In short, Morris's objection was not to development in the productive forces. He realised that machinery will liberate human energies from many wasteful labours once machinery is used for need and not profit. Under capitalism the wage slave becomes the appendage of the machine, the impotent victim of a production line which travels to the uncompromising rhythm of profitability. Socialism with its crucial transformation in the objective of production from profit to use, will turn machinery into a useful device for saving labour. In a socialist society we could well imagine printers, who now fear automation as a threat to their highly-priced labour power, welcoming such machinery as a means of freeing them from needless toil. But — and this was Morris’s point — once production is for use and human beings are in control of their own labour, perhaps people will decide that the pleasure of creative work will be preferable to industrialised mass production. In some cases this will probably be so; maybe the skilled printers will prefer to print using methods which take longer, but provide greater creative enjoyment. In News from Nowhere Morris writes of farmers who, having done away with much of the big machinery of agriculture, enjoy working on the land. Of course, material conditions will determine the choices which will be made in socialist society: perhaps Morris’s agricultural picture would not be fitting if a massive increase in agricultural productivity was needed. As socialism develops production priorities will change and Morris is right to point out that once an abundance of wealth has been produced there will be every opportunity to experiment with human lifestyles.

Central to Morris’s conception of socialism is the theme of work. Under capitalism most people are slaves to the commercial interests of a small minority. Morris draws the all-important distinction between employment, which is life-destroying, and work. In a socialist society men and women would have more than what is now called “the right to work’’:
  It is right and necessary that all men should have work to do which is worth doing, and be of itself pleasant to do; and which should be done under such conditions as would make it neither over-wearisome nor over-anxious. (Art and Socialism)
In short, the present barrier between work (what you do for Them) and leisure (being creative) will be broken down in a society where working is both creative and serving your own interests. Of course, there will be unpleasant tasks to be carried out by people in a socialist society but, unlike now, the incentive to do them will be the common understanding that all physical and mental contributions to society will be for the benefit of all members of society.

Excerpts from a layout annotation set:
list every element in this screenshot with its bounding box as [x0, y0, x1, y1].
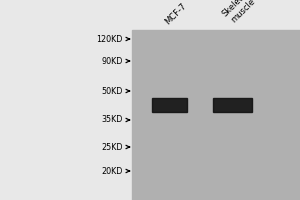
Bar [152, 98, 187, 112]
Text: 20KD: 20KD [102, 166, 123, 176]
Text: 35KD: 35KD [102, 116, 123, 124]
Text: MCF-7: MCF-7 [163, 1, 188, 26]
Text: 50KD: 50KD [102, 87, 123, 96]
Text: 90KD: 90KD [102, 56, 123, 66]
Text: 120KD: 120KD [97, 34, 123, 44]
Bar [213, 98, 252, 112]
Text: Skeletal
muscle: Skeletal muscle [220, 0, 258, 26]
Text: 25KD: 25KD [101, 142, 123, 152]
Bar [132, 30, 300, 200]
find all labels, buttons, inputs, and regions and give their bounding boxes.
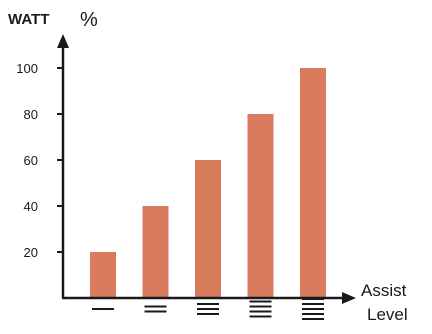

* [What to do]:
• 1. Decide whether each statement agrees with the passage on Morris's socialism, answering yes or no and quoting the words that settle it. (a) Morris objected to development in the productive forces. (b) In News from Nowhere, the farmers have done away with much of the big machinery of agriculture. (c) Morris distinguishes employment, which is life-destroying, from work.
• 2. According to the passage on Morris's socialism, what will be the incentive for people to carry out unpleasant tasks in a socialist society?

* [Solutions for each task]:
• 1.
(a) No: "Morris's objection was not to development in the productive forces."
(b) Yes: "Morris writes of farmers who, having done away with much of the big machinery of agriculture, enjoy working on the land."
(c) Yes: "Morris draws the all-important distinction between employment, which is life-destroying, and work."

• 2. The incentive will be the common understanding that all physical and mental contributions to society will be for the benefit of all members of society.